— START —

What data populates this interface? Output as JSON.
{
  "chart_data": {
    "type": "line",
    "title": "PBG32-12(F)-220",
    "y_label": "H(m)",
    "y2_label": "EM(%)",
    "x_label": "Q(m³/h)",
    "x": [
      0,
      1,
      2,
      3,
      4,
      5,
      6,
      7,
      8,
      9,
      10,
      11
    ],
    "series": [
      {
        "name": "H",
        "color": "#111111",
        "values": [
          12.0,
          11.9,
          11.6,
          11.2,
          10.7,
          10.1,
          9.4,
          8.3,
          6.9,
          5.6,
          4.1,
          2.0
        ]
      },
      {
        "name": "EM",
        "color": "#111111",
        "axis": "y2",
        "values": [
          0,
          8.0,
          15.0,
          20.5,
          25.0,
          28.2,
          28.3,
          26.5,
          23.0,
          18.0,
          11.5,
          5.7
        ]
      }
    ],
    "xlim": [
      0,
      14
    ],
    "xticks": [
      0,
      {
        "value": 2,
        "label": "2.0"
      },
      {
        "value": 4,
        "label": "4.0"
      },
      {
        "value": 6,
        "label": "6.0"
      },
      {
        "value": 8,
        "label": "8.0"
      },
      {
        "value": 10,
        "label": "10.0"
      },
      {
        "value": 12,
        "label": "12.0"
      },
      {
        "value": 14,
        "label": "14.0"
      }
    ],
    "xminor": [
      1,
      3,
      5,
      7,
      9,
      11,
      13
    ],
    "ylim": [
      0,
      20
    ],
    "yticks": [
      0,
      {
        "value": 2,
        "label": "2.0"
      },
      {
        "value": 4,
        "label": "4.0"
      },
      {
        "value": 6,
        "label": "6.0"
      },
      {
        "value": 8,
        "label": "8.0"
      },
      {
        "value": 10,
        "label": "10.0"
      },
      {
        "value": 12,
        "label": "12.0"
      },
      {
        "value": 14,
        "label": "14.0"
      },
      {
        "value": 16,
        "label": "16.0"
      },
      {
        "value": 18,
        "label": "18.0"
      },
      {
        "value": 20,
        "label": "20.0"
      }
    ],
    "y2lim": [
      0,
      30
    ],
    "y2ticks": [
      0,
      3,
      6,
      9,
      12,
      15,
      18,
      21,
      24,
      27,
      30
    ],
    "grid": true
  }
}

— END —

## AIM OF THE TASK
Give back the whole listing exactly as it reads.

## ANSWER TO THIS PROBLEM
What data populates this interface? Output as JSON.
{
  "chart_data": {
    "type": "line",
    "title": "PBG32-12(F)-220",
    "y_label": "H(m)",
    "y2_label": "EM(%)",
    "x_label": "Q(m³/h)",
    "x": [
      0,
      1,
      2,
      3,
      4,
      5,
      6,
      7,
      8,
      9,
      10,
      11
    ],
    "series": [
      {
        "name": "H",
        "color": "#111111",
        "values": [
          12.0,
          11.9,
          11.6,
          11.2,
          10.7,
          10.1,
          9.4,
          8.3,
          6.9,
          5.6,
          4.1,
          2.0
        ]
      },
      {
        "name": "EM",
        "color": "#111111",
        "axis": "y2",
        "values": [
          0,
          8.0,
          15.0,
          20.5,
          25.0,
          28.2,
          28.3,
          26.5,
          23.0,
          18.0,
          11.5,
          5.7
        ]
      }
    ],
    "xlim": [
      0,
      14
    ],
    "xticks": [
      0,
      {
        "value": 2,
        "label": "2.0"
      },
      {
        "value": 4,
        "label": "4.0"
      },
      {
        "value": 6,
        "label": "6.0"
      },
      {
        "value": 8,
        "label": "8.0"
      },
      {
        "value": 10,
        "label": "10.0"
      },
      {
        "value": 12,
        "label": "12.0"
      },
      {
        "value": 14,
        "label": "14.0"
      }
    ],
    "xminor": [
      1,
      3,
      5,
      7,
      9,
      11,
      13
    ],
    "ylim": [
      0,
      20
    ],
    "yticks": [
      0,
      {
        "value": 2,
        "label": "2.0"
      },
      {
        "value": 4,
        "label": "4.0"
      },
      {
        "value": 6,
        "label": "6.0"
      },
      {
        "value": 8,
        "label": "8.0"
      },
      {
        "value": 10,
        "label": "10.0"
      },
      {
        "value": 12,
        "label": "12.0"
      },
      {
        "value": 14,
        "label": "14.0"
      },
      {
        "value": 16,
        "label": "16.0"
      },
      {
        "value": 18,
        "label": "18.0"
      },
      {
        "value": 20,
        "label": "20.0"
      }
    ],
    "y2lim": [
      0,
      30
    ],
    "y2ticks": [
      0,
      3,
      6,
      9,
      12,
      15,
      18,
      21,
      24,
      27,
      30
    ],
    "grid": true
  }
}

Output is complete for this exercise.